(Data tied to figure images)
::::

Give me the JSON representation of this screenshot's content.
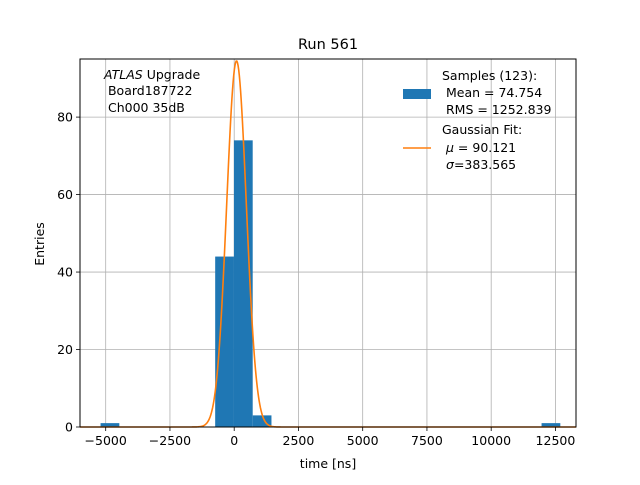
{
  "chart_data": {
    "type": "bar",
    "title": "Run 561",
    "xlabel": "time [ns]",
    "ylabel": "Entries",
    "xlim": [
      -6000,
      13300
    ],
    "ylim": [
      0,
      95
    ],
    "grid": true,
    "xticks": [
      -5000,
      -2500,
      0,
      2500,
      5000,
      7500,
      10000,
      12500
    ],
    "xtick_labels": [
      "−5000",
      "−2500",
      "0",
      "2500",
      "5000",
      "7500",
      "10000",
      "12500"
    ],
    "yticks": [
      0,
      20,
      40,
      60,
      80
    ],
    "ytick_labels": [
      "0",
      "20",
      "40",
      "60",
      "80"
    ],
    "histogram": {
      "name": "Samples (123):",
      "color": "#1f77b4",
      "bins": [
        {
          "x0": -5200,
          "x1": -4470,
          "count": 1
        },
        {
          "x0": -740,
          "x1": -10,
          "count": 44
        },
        {
          "x0": -10,
          "x1": 720,
          "count": 74
        },
        {
          "x0": 720,
          "x1": 1450,
          "count": 3
        },
        {
          "x0": 11960,
          "x1": 12690,
          "count": 1
        }
      ]
    },
    "fit": {
      "name": "Gaussian Fit:",
      "color": "#ff7f0e",
      "mu": 90.121,
      "sigma": 383.565,
      "amplitude": 94.5,
      "x_range": [
        -6000,
        13300
      ]
    },
    "annotation": {
      "italic": "ATLAS",
      "line1_rest": " Upgrade",
      "line2": " Board187722",
      "line3": " Ch000 35dB"
    },
    "legend": {
      "position": "top-right",
      "samples_label": "Samples (123):",
      "samples_mean": " Mean = 74.754",
      "samples_rms": " RMS = 1252.839",
      "fit_label": "Gaussian Fit:",
      "fit_mu_symbol": "μ",
      "fit_mu_value": " = 90.121",
      "fit_sigma_symbol": "σ",
      "fit_sigma_value": "=383.565"
    }
  }
}
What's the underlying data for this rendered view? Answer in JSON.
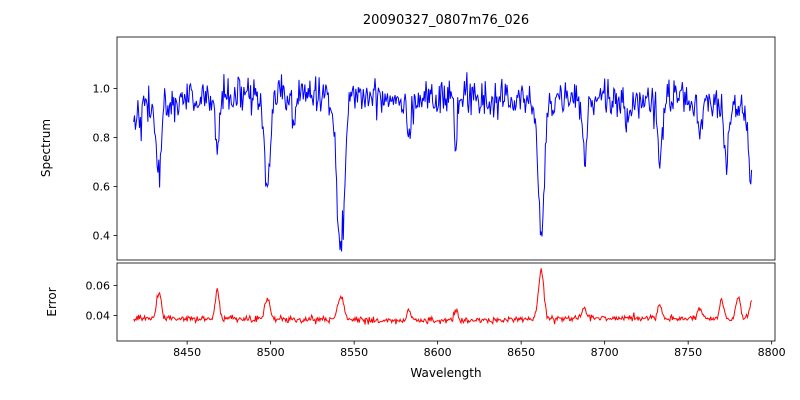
{
  "figure": {
    "title": "20090327_0807m76_026",
    "xlabel": "Wavelength"
  },
  "chart_data": {
    "type": "line",
    "title": "20090327_0807m76_026",
    "xlabel": "Wavelength",
    "legend": "none",
    "grid": false,
    "xlim": [
      8408,
      8802
    ],
    "x_ticks": [
      8450,
      8500,
      8550,
      8600,
      8650,
      8700,
      8750,
      8800
    ],
    "x_sampling": {
      "start": 8418,
      "end": 8788,
      "step": 0.5
    },
    "noise_seed": 42,
    "panels": [
      {
        "name": "spectrum",
        "ylabel": "Spectrum",
        "ylim": [
          0.3,
          1.21
        ],
        "y_ticks": [
          0.4,
          0.6,
          0.8,
          1.0
        ],
        "tick_decimals": 1,
        "line_color": "#0000ff",
        "continuum_level": 0.965,
        "noise_sigma": 0.038,
        "absorption_lines": [
          {
            "center": 8433,
            "depth": 0.3,
            "width": 1.4
          },
          {
            "center": 8468,
            "depth": 0.22,
            "width": 1.2
          },
          {
            "center": 8498,
            "depth": 0.4,
            "width": 1.8
          },
          {
            "center": 8514,
            "depth": 0.12,
            "width": 1.2
          },
          {
            "center": 8542,
            "depth": 0.63,
            "width": 2.2
          },
          {
            "center": 8583,
            "depth": 0.15,
            "width": 1.2
          },
          {
            "center": 8611,
            "depth": 0.14,
            "width": 1.2
          },
          {
            "center": 8662,
            "depth": 0.52,
            "width": 2.0
          },
          {
            "center": 8688,
            "depth": 0.22,
            "width": 1.4
          },
          {
            "center": 8713,
            "depth": 0.1,
            "width": 1.2
          },
          {
            "center": 8733,
            "depth": 0.26,
            "width": 1.3
          },
          {
            "center": 8757,
            "depth": 0.12,
            "width": 1.2
          },
          {
            "center": 8773,
            "depth": 0.22,
            "width": 1.3
          },
          {
            "center": 8788,
            "depth": 0.28,
            "width": 1.5
          }
        ]
      },
      {
        "name": "error",
        "ylabel": "Error",
        "ylim": [
          0.023,
          0.075
        ],
        "y_ticks": [
          0.04,
          0.06
        ],
        "tick_decimals": 2,
        "line_color": "#ff0000",
        "baseline_level": 0.0372,
        "noise_sigma": 0.0011,
        "error_spikes": [
          {
            "center": 8433,
            "amp": 0.018,
            "width": 1.4
          },
          {
            "center": 8468,
            "amp": 0.02,
            "width": 1.2
          },
          {
            "center": 8498,
            "amp": 0.014,
            "width": 1.5
          },
          {
            "center": 8542,
            "amp": 0.016,
            "width": 1.8
          },
          {
            "center": 8583,
            "amp": 0.007,
            "width": 1.2
          },
          {
            "center": 8611,
            "amp": 0.006,
            "width": 1.2
          },
          {
            "center": 8662,
            "amp": 0.033,
            "width": 1.6
          },
          {
            "center": 8688,
            "amp": 0.008,
            "width": 1.2
          },
          {
            "center": 8733,
            "amp": 0.009,
            "width": 1.2
          },
          {
            "center": 8757,
            "amp": 0.007,
            "width": 1.2
          },
          {
            "center": 8770,
            "amp": 0.013,
            "width": 1.2
          },
          {
            "center": 8780,
            "amp": 0.015,
            "width": 1.2
          },
          {
            "center": 8788,
            "amp": 0.012,
            "width": 1.2
          }
        ]
      }
    ]
  }
}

::::

*EXERCISE PROMPT*
Every line of the data should be copied as it stands, without the images.

*OUTPUT FOR THIS TASK*
Give me the JSON representation of this screenshot's content.
{
  "chart_data": {
    "type": "bar",
    "title": "Run 561",
    "xlabel": "time [ns]",
    "ylabel": "Entries",
    "xlim": [
      -6000,
      13300
    ],
    "ylim": [
      0,
      95
    ],
    "grid": true,
    "xticks": [
      -5000,
      -2500,
      0,
      2500,
      5000,
      7500,
      10000,
      12500
    ],
    "xtick_labels": [
      "−5000",
      "−2500",
      "0",
      "2500",
      "5000",
      "7500",
      "10000",
      "12500"
    ],
    "yticks": [
      0,
      20,
      40,
      60,
      80
    ],
    "ytick_labels": [
      "0",
      "20",
      "40",
      "60",
      "80"
    ],
    "histogram": {
      "name": "Samples (123):",
      "color": "#1f77b4",
      "bins": [
        {
          "x0": -5200,
          "x1": -4470,
          "count": 1
        },
        {
          "x0": -740,
          "x1": -10,
          "count": 44
        },
        {
          "x0": -10,
          "x1": 720,
          "count": 74
        },
        {
          "x0": 720,
          "x1": 1450,
          "count": 3
        },
        {
          "x0": 11960,
          "x1": 12690,
          "count": 1
        }
      ]
    },
    "fit": {
      "name": "Gaussian Fit:",
      "color": "#ff7f0e",
      "mu": 90.121,
      "sigma": 383.565,
      "amplitude": 94.5,
      "x_range": [
        -6000,
        13300
      ]
    },
    "annotation": {
      "italic": "ATLAS",
      "line1_rest": " Upgrade",
      "line2": " Board187722",
      "line3": " Ch000 35dB"
    },
    "legend": {
      "position": "top-right",
      "samples_label": "Samples (123):",
      "samples_mean": " Mean = 74.754",
      "samples_rms": " RMS = 1252.839",
      "fit_label": "Gaussian Fit:",
      "fit_mu_symbol": "μ",
      "fit_mu_value": " = 90.121",
      "fit_sigma_symbol": "σ",
      "fit_sigma_value": "=383.565"
    }
  }
}
What's the underlying data for this rendered view? Answer in JSON.
{
  "figure": {
    "title": "20090327_0807m76_026",
    "xlabel": "Wavelength"
  },
  "chart_data": {
    "type": "line",
    "title": "20090327_0807m76_026",
    "xlabel": "Wavelength",
    "legend": "none",
    "grid": false,
    "xlim": [
      8408,
      8802
    ],
    "x_ticks": [
      8450,
      8500,
      8550,
      8600,
      8650,
      8700,
      8750,
      8800
    ],
    "x_sampling": {
      "start": 8418,
      "end": 8788,
      "step": 0.5
    },
    "noise_seed": 42,
    "panels": [
      {
        "name": "spectrum",
        "ylabel": "Spectrum",
        "ylim": [
          0.3,
          1.21
        ],
        "y_ticks": [
          0.4,
          0.6,
          0.8,
          1.0
        ],
        "tick_decimals": 1,
        "line_color": "#0000ff",
        "continuum_level": 0.965,
        "noise_sigma": 0.038,
        "absorption_lines": [
          {
            "center": 8433,
            "depth": 0.3,
            "width": 1.4
          },
          {
            "center": 8468,
            "depth": 0.22,
            "width": 1.2
          },
          {
            "center": 8498,
            "depth": 0.4,
            "width": 1.8
          },
          {
            "center": 8514,
            "depth": 0.12,
            "width": 1.2
          },
          {
            "center": 8542,
            "depth": 0.63,
            "width": 2.2
          },
          {
            "center": 8583,
            "depth": 0.15,
            "width": 1.2
          },
          {
            "center": 8611,
            "depth": 0.14,
            "width": 1.2
          },
          {
            "center": 8662,
            "depth": 0.52,
            "width": 2.0
          },
          {
            "center": 8688,
            "depth": 0.22,
            "width": 1.4
          },
          {
            "center": 8713,
            "depth": 0.1,
            "width": 1.2
          },
          {
            "center": 8733,
            "depth": 0.26,
            "width": 1.3
          },
          {
            "center": 8757,
            "depth": 0.12,
            "width": 1.2
          },
          {
            "center": 8773,
            "depth": 0.22,
            "width": 1.3
          },
          {
            "center": 8788,
            "depth": 0.28,
            "width": 1.5
          }
        ]
      },
      {
        "name": "error",
        "ylabel": "Error",
        "ylim": [
          0.023,
          0.075
        ],
        "y_ticks": [
          0.04,
          0.06
        ],
        "tick_decimals": 2,
        "line_color": "#ff0000",
        "baseline_level": 0.0372,
        "noise_sigma": 0.0011,
        "error_spikes": [
          {
            "center": 8433,
            "amp": 0.018,
            "width": 1.4
          },
          {
            "center": 8468,
            "amp": 0.02,
            "width": 1.2
          },
          {
            "center": 8498,
            "amp": 0.014,
            "width": 1.5
          },
          {
            "center": 8542,
            "amp": 0.016,
            "width": 1.8
          },
          {
            "center": 8583,
            "amp": 0.007,
            "width": 1.2
          },
          {
            "center": 8611,
            "amp": 0.006,
            "width": 1.2
          },
          {
            "center": 8662,
            "amp": 0.033,
            "width": 1.6
          },
          {
            "center": 8688,
            "amp": 0.008,
            "width": 1.2
          },
          {
            "center": 8733,
            "amp": 0.009,
            "width": 1.2
          },
          {
            "center": 8757,
            "amp": 0.007,
            "width": 1.2
          },
          {
            "center": 8770,
            "amp": 0.013,
            "width": 1.2
          },
          {
            "center": 8780,
            "amp": 0.015,
            "width": 1.2
          },
          {
            "center": 8788,
            "amp": 0.012,
            "width": 1.2
          }
        ]
      }
    ]
  }
}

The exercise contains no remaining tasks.